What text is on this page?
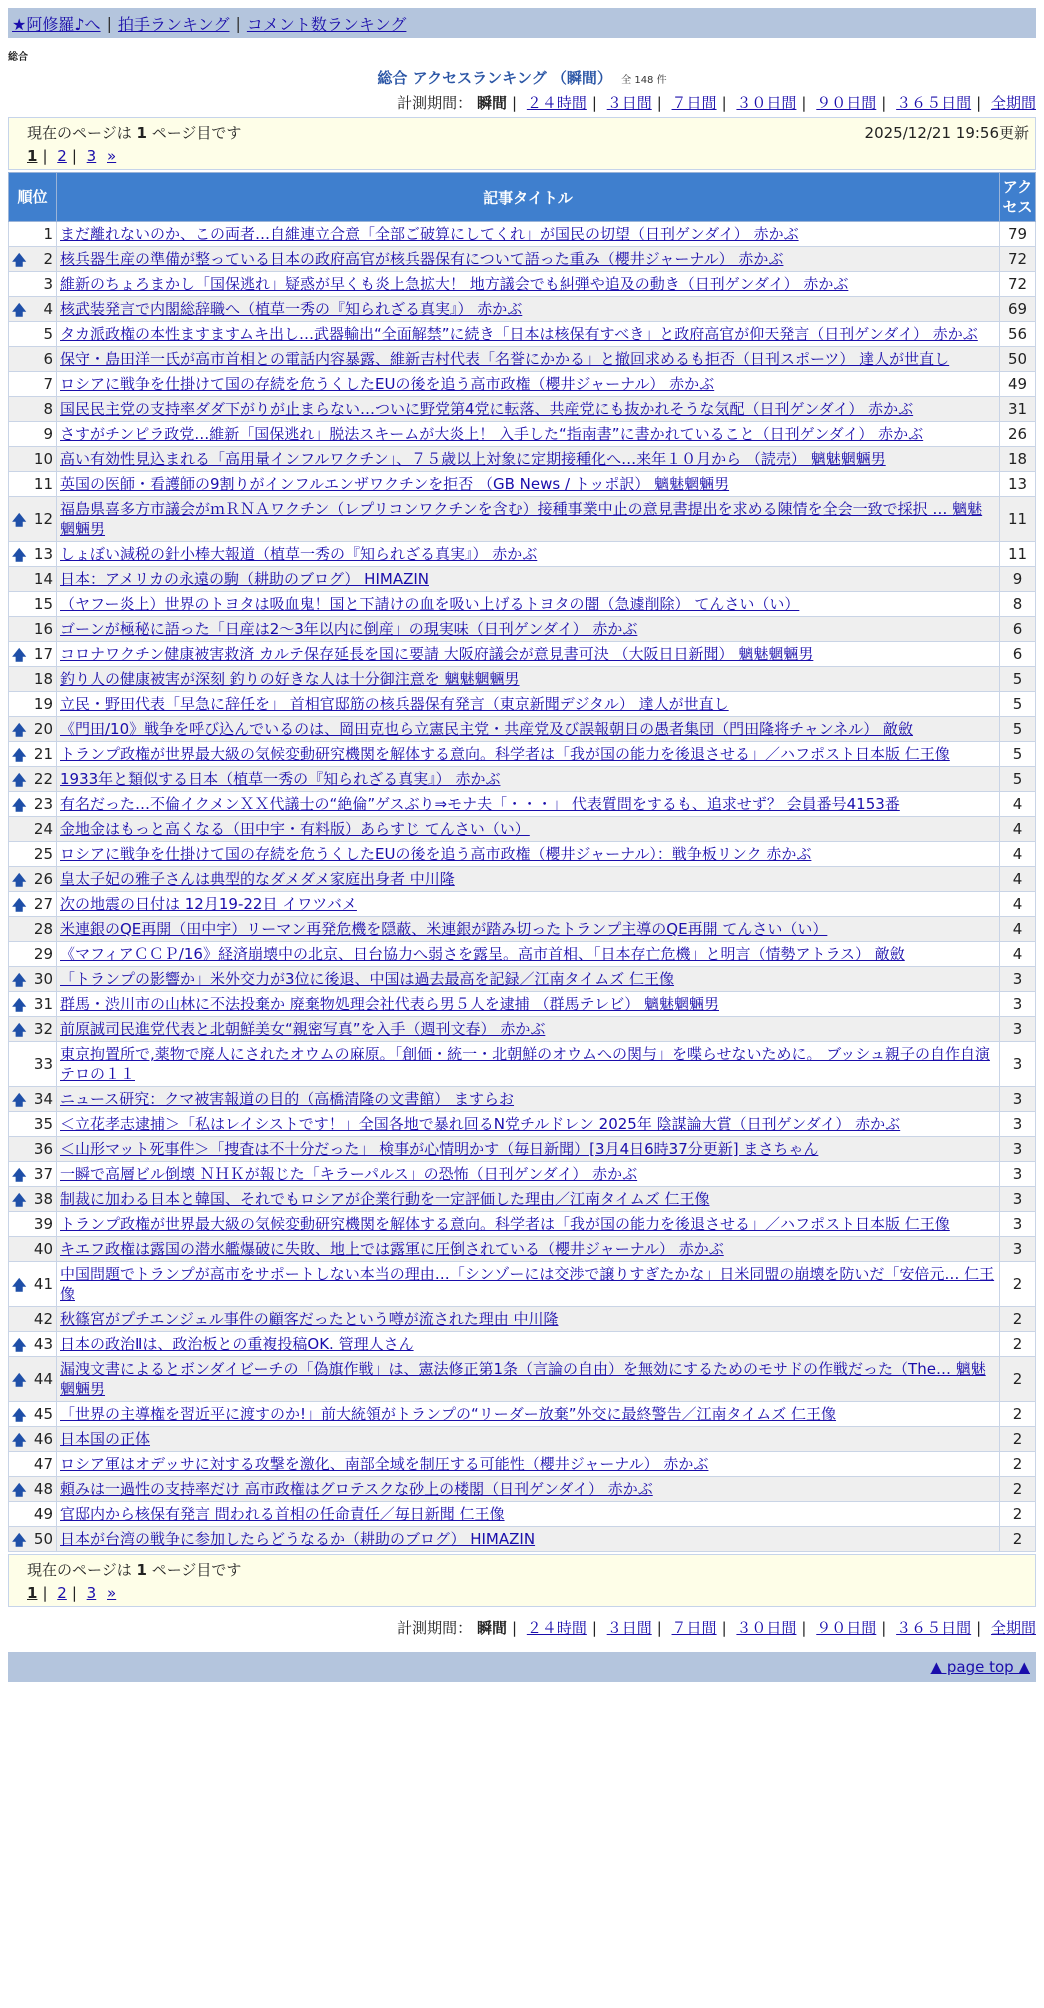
★阿修羅♪へ | 拍手ランキング | コメント数ランキング
総合
総合 アクセスランキング （瞬間） 全 148 件
計測期間： 瞬間 | ２４時間 | ３日間 | ７日間 | ３０日間 | ９０日間 | ３６５日間 | 全期間
現在のページは 1 ページ目です	2025/12/21 19:56更新
1 | 2 | 3 »
順位	記事タイトル	アクセス
1	まだ離れないのか、この両者…自維連立合意「全部ご破算にしてくれ」が国民の切望（日刊ゲンダイ） 赤かぶ	79

🡅 2	核兵器生産の準備が整っている日本の政府高官が核兵器保有について語った重み（櫻井ジャーナル） 赤かぶ	72
3	維新のちょろまかし「国保逃れ」疑惑が早くも炎上急拡大！ 地方議会でも糾弾や追及の動き（日刊ゲンダイ） 赤かぶ	72

🡅 4	核武装発言で内閣総辞職へ（植草一秀の『知られざる真実』） 赤かぶ	69
5	タカ派政権の本性ますますムキ出し…武器輸出“全面解禁”に続き「日本は核保有すべき」と政府高官が仰天発言（日刊ゲンダイ） 赤かぶ	56
6	保守・島田洋一氏が高市首相との電話内容暴露、維新吉村代表「名誉にかかる」と撤回求めるも拒否（日刊スポーツ） 達人が世直し	50
7	ロシアに戦争を仕掛けて国の存続を危うくしたEUの後を追う高市政権（櫻井ジャーナル） 赤かぶ	49
8	国民民主党の支持率ダダ下がりが止まらない…ついに野党第4党に転落、共産党にも抜かれそうな気配（日刊ゲンダイ） 赤かぶ	31
9	さすがチンピラ政党…維新「国保逃れ」脱法スキームが大炎上！ 入手した“指南書”に書かれていること（日刊ゲンダイ） 赤かぶ	26
10	高い有効性見込まれる「高用量インフルワクチン」、７５歳以上対象に定期接種化へ…来年１０月から （読売） 魑魅魍魎男	18
11	英国の医師・看護師の9割りがインフルエンザワクチンを拒否 （GB News / トッポ訳） 魑魅魍魎男	13

🡅 12	福島県喜多方市議会がｍＲＮＡワクチン（レプリコンワクチンを含む）接種事業中止の意見書提出を求める陳情を全会一致で採択 … 魑魅魍魎男	11

🡅 13	しょぼい減税の針小棒大報道（植草一秀の『知られざる真実』） 赤かぶ	11
14	日本：アメリカの永遠の駒（耕助のブログ） HIMAZIN	9
15	（ヤフー炎上）世界のトヨタは吸血鬼！国と下請けの血を吸い上げるトヨタの闇（急遽削除） てんさい（い）	8
16	ゴーンが極秘に語った「日産は2～3年以内に倒産」の現実味（日刊ゲンダイ） 赤かぶ	6

🡅 17	コロナワクチン健康被害救済 カルテ保存延長を国に要請 大阪府議会が意見書可決 （大阪日日新聞） 魑魅魍魎男	6
18	釣り人の健康被害が深刻 釣りの好きな人は十分御注意を 魑魅魍魎男	5
19	立民・野田代表「早急に辞任を」 首相官邸筋の核兵器保有発言（東京新聞デジタル） 達人が世直し	5

🡅 20	《門田/10》戦争を呼び込んでいるのは、岡田克也ら立憲民主党・共産党及び誤報朝日の愚者集団（門田隆将チャンネル） 敵斂	5

🡅 21	トランプ政権が世界最大級の気候変動研究機関を解体する意向。科学者は「我が国の能力を後退させる」／ハフポスト日本版 仁王像	5

🡅 22	1933年と類似する日本（植草一秀の『知られざる真実』） 赤かぶ	5

🡅 23	有名だった…不倫イクメンＸＸ代議士の“絶倫”ゲスぶり⇒モナ夫「・・・」 代表質問をするも、追求せず？ 会員番号4153番	4
24	金地金はもっと高くなる（田中宇・有料版）あらすじ てんさい（い）	4
25	ロシアに戦争を仕掛けて国の存続を危うくしたEUの後を追う高市政権（櫻井ジャーナル）：戦争板リンク 赤かぶ	4

🡅 26	皇太子妃の雅子さんは典型的なダメダメ家庭出身者 中川隆	4

🡅 27	次の地震の日付は 12月19-22日 イワツバメ	4
28	米連銀のQE再開（田中宇）リーマン再発危機を隠蔽、米連銀が踏み切ったトランプ主導のQE再開 てんさい（い）	4
29	《マフィアＣＣＰ/16》経済崩壊中の北京、日台協力へ弱さを露呈。高市首相、「日本存亡危機」と明言（情勢アトラス） 敵斂	4

🡅 30	「トランプの影響か」米外交力が3位に後退、中国は過去最高を記録／江南タイムズ 仁王像	3

🡅 31	群馬・渋川市の山林に不法投棄か 廃棄物処理会社代表ら男５人を逮捕 （群馬テレビ） 魑魅魍魎男	3

🡅 32	前原誠司民進党代表と北朝鮮美女“親密写真”を入手（週刊文春） 赤かぶ	3
33	東京拘置所で,薬物で廃人にされたオウムの麻原。「創価・統一・北朝鮮のオウムへの関与」を喋らせないために。 ブッシュ親子の自作自演テロの１１	3

🡅 34	ニュース研究：クマ被害報道の目的（高橋清隆の文書館） ますらお	3
35	＜立花孝志逮捕＞「私はレイシストです！」全国各地で暴れ回るN党チルドレン 2025年 陰謀論大賞（日刊ゲンダイ） 赤かぶ	3
36	＜山形マット死事件＞「捜査は不十分だった」 検事が心情明かす（毎日新聞）[3月4日6時37分更新] まさちゃん	3

🡅 37	一瞬で高層ビル倒壊 ＮＨＫが報じた「キラーパルス」の恐怖（日刊ゲンダイ） 赤かぶ	3

🡅 38	制裁に加わる日本と韓国、それでもロシアが企業行動を一定評価した理由／江南タイムズ 仁王像	3
39	トランプ政権が世界最大級の気候変動研究機関を解体する意向。科学者は「我が国の能力を後退させる」／ハフポスト日本版 仁王像	3
40	キエフ政権は露国の潜水艦爆破に失敗、地上では露軍に圧倒されている（櫻井ジャーナル） 赤かぶ	3

🡅 41	中国問題でトランプが高市をサポートしない本当の理由…「シンゾーには交渉で譲りすぎたかな」日米同盟の崩壊を防いだ「安倍元… 仁王像	2
42	秋篠宮がプチエンジェル事件の顧客だったという噂が流された理由 中川隆	2

🡅 43	日本の政治Ⅱは、政治板との重複投稿OK. 管理人さん	2

🡅 44	漏洩文書によるとボンダイビーチの「偽旗作戦」は、憲法修正第1条（言論の自由）を無効にするためのモサドの作戦だった（The… 魑魅魍魎男	2

🡅 45	「世界の主導権を習近平に渡すのか!」前大統領がトランプの“リーダー放棄”外交に最終警告／江南タイムズ 仁王像	2

🡅 46	日本国の正体	2
47	ロシア軍はオデッサに対する攻撃を激化、南部全域を制圧する可能性（櫻井ジャーナル） 赤かぶ	2

🡅 48	頼みは一過性の支持率だけ 高市政権はグロテスクな砂上の楼閣（日刊ゲンダイ） 赤かぶ	2
49	官邸内から核保有発言 問われる首相の任命責任／毎日新聞 仁王像	2

🡅 50	日本が台湾の戦争に参加したらどうなるか（耕助のブログ） HIMAZIN	2
現在のページは 1 ページ目です
1 | 2 | 3 »
計測期間： 瞬間 | ２４時間 | ３日間 | ７日間 | ３０日間 | ９０日間 | ３６５日間 | 全期間
▲ page top ▲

_ _ _ _

**What the exercise asks**
Pictures stay out of the copy; please restate every record above exactly.

**Exercise answer**
What text is on this page?
★阿修羅♪へ | 拍手ランキング | コメント数ランキング
総合
総合 アクセスランキング （瞬間） 全 148 件
計測期間： 瞬間 | ２４時間 | ３日間 | ７日間 | ３０日間 | ９０日間 | ３６５日間 | 全期間
現在のページは 1 ページ目です	2025/12/21 19:56更新
1 | 2 | 3 »
順位	記事タイトル	アクセス
1	まだ離れないのか、この両者…自維連立合意「全部ご破算にしてくれ」が国民の切望（日刊ゲンダイ） 赤かぶ	79

🡅 2	核兵器生産の準備が整っている日本の政府高官が核兵器保有について語った重み（櫻井ジャーナル） 赤かぶ	72
3	維新のちょろまかし「国保逃れ」疑惑が早くも炎上急拡大！ 地方議会でも糾弾や追及の動き（日刊ゲンダイ） 赤かぶ	72

🡅 4	核武装発言で内閣総辞職へ（植草一秀の『知られざる真実』） 赤かぶ	69
5	タカ派政権の本性ますますムキ出し…武器輸出“全面解禁”に続き「日本は核保有すべき」と政府高官が仰天発言（日刊ゲンダイ） 赤かぶ	56
6	保守・島田洋一氏が高市首相との電話内容暴露、維新吉村代表「名誉にかかる」と撤回求めるも拒否（日刊スポーツ） 達人が世直し	50
7	ロシアに戦争を仕掛けて国の存続を危うくしたEUの後を追う高市政権（櫻井ジャーナル） 赤かぶ	49
8	国民民主党の支持率ダダ下がりが止まらない…ついに野党第4党に転落、共産党にも抜かれそうな気配（日刊ゲンダイ） 赤かぶ	31
9	さすがチンピラ政党…維新「国保逃れ」脱法スキームが大炎上！ 入手した“指南書”に書かれていること（日刊ゲンダイ） 赤かぶ	26
10	高い有効性見込まれる「高用量インフルワクチン」、７５歳以上対象に定期接種化へ…来年１０月から （読売） 魑魅魍魎男	18
11	英国の医師・看護師の9割りがインフルエンザワクチンを拒否 （GB News / トッポ訳） 魑魅魍魎男	13

🡅 12	福島県喜多方市議会がｍＲＮＡワクチン（レプリコンワクチンを含む）接種事業中止の意見書提出を求める陳情を全会一致で採択 … 魑魅魍魎男	11

🡅 13	しょぼい減税の針小棒大報道（植草一秀の『知られざる真実』） 赤かぶ	11
14	日本：アメリカの永遠の駒（耕助のブログ） HIMAZIN	9
15	（ヤフー炎上）世界のトヨタは吸血鬼！国と下請けの血を吸い上げるトヨタの闇（急遽削除） てんさい（い）	8
16	ゴーンが極秘に語った「日産は2～3年以内に倒産」の現実味（日刊ゲンダイ） 赤かぶ	6

🡅 17	コロナワクチン健康被害救済 カルテ保存延長を国に要請 大阪府議会が意見書可決 （大阪日日新聞） 魑魅魍魎男	6
18	釣り人の健康被害が深刻 釣りの好きな人は十分御注意を 魑魅魍魎男	5
19	立民・野田代表「早急に辞任を」 首相官邸筋の核兵器保有発言（東京新聞デジタル） 達人が世直し	5

🡅 20	《門田/10》戦争を呼び込んでいるのは、岡田克也ら立憲民主党・共産党及び誤報朝日の愚者集団（門田隆将チャンネル） 敵斂	5

🡅 21	トランプ政権が世界最大級の気候変動研究機関を解体する意向。科学者は「我が国の能力を後退させる」／ハフポスト日本版 仁王像	5

🡅 22	1933年と類似する日本（植草一秀の『知られざる真実』） 赤かぶ	5

🡅 23	有名だった…不倫イクメンＸＸ代議士の“絶倫”ゲスぶり⇒モナ夫「・・・」 代表質問をするも、追求せず？ 会員番号4153番	4
24	金地金はもっと高くなる（田中宇・有料版）あらすじ てんさい（い）	4
25	ロシアに戦争を仕掛けて国の存続を危うくしたEUの後を追う高市政権（櫻井ジャーナル）：戦争板リンク 赤かぶ	4

🡅 26	皇太子妃の雅子さんは典型的なダメダメ家庭出身者 中川隆	4

🡅 27	次の地震の日付は 12月19-22日 イワツバメ	4
28	米連銀のQE再開（田中宇）リーマン再発危機を隠蔽、米連銀が踏み切ったトランプ主導のQE再開 てんさい（い）	4
29	《マフィアＣＣＰ/16》経済崩壊中の北京、日台協力へ弱さを露呈。高市首相、「日本存亡危機」と明言（情勢アトラス） 敵斂	4

🡅 30	「トランプの影響か」米外交力が3位に後退、中国は過去最高を記録／江南タイムズ 仁王像	3

🡅 31	群馬・渋川市の山林に不法投棄か 廃棄物処理会社代表ら男５人を逮捕 （群馬テレビ） 魑魅魍魎男	3

🡅 32	前原誠司民進党代表と北朝鮮美女“親密写真”を入手（週刊文春） 赤かぶ	3
33	東京拘置所で,薬物で廃人にされたオウムの麻原。「創価・統一・北朝鮮のオウムへの関与」を喋らせないために。 ブッシュ親子の自作自演テロの１１	3

🡅 34	ニュース研究：クマ被害報道の目的（高橋清隆の文書館） ますらお	3
35	＜立花孝志逮捕＞「私はレイシストです！」全国各地で暴れ回るN党チルドレン 2025年 陰謀論大賞（日刊ゲンダイ） 赤かぶ	3
36	＜山形マット死事件＞「捜査は不十分だった」 検事が心情明かす（毎日新聞）[3月4日6時37分更新] まさちゃん	3

🡅 37	一瞬で高層ビル倒壊 ＮＨＫが報じた「キラーパルス」の恐怖（日刊ゲンダイ） 赤かぶ	3

🡅 38	制裁に加わる日本と韓国、それでもロシアが企業行動を一定評価した理由／江南タイムズ 仁王像	3
39	トランプ政権が世界最大級の気候変動研究機関を解体する意向。科学者は「我が国の能力を後退させる」／ハフポスト日本版 仁王像	3
40	キエフ政権は露国の潜水艦爆破に失敗、地上では露軍に圧倒されている（櫻井ジャーナル） 赤かぶ	3

🡅 41	中国問題でトランプが高市をサポートしない本当の理由…「シンゾーには交渉で譲りすぎたかな」日米同盟の崩壊を防いだ「安倍元… 仁王像	2
42	秋篠宮がプチエンジェル事件の顧客だったという噂が流された理由 中川隆	2

🡅 43	日本の政治Ⅱは、政治板との重複投稿OK. 管理人さん	2

🡅 44	漏洩文書によるとボンダイビーチの「偽旗作戦」は、憲法修正第1条（言論の自由）を無効にするためのモサドの作戦だった（The… 魑魅魍魎男	2

🡅 45	「世界の主導権を習近平に渡すのか!」前大統領がトランプの“リーダー放棄”外交に最終警告／江南タイムズ 仁王像	2

🡅 46	日本国の正体	2
47	ロシア軍はオデッサに対する攻撃を激化、南部全域を制圧する可能性（櫻井ジャーナル） 赤かぶ	2

🡅 48	頼みは一過性の支持率だけ 高市政権はグロテスクな砂上の楼閣（日刊ゲンダイ） 赤かぶ	2
49	官邸内から核保有発言 問われる首相の任命責任／毎日新聞 仁王像	2

🡅 50	日本が台湾の戦争に参加したらどうなるか（耕助のブログ） HIMAZIN	2
現在のページは 1 ページ目です
1 | 2 | 3 »
計測期間： 瞬間 | ２４時間 | ３日間 | ７日間 | ３０日間 | ９０日間 | ３６５日間 | 全期間
▲ page top ▲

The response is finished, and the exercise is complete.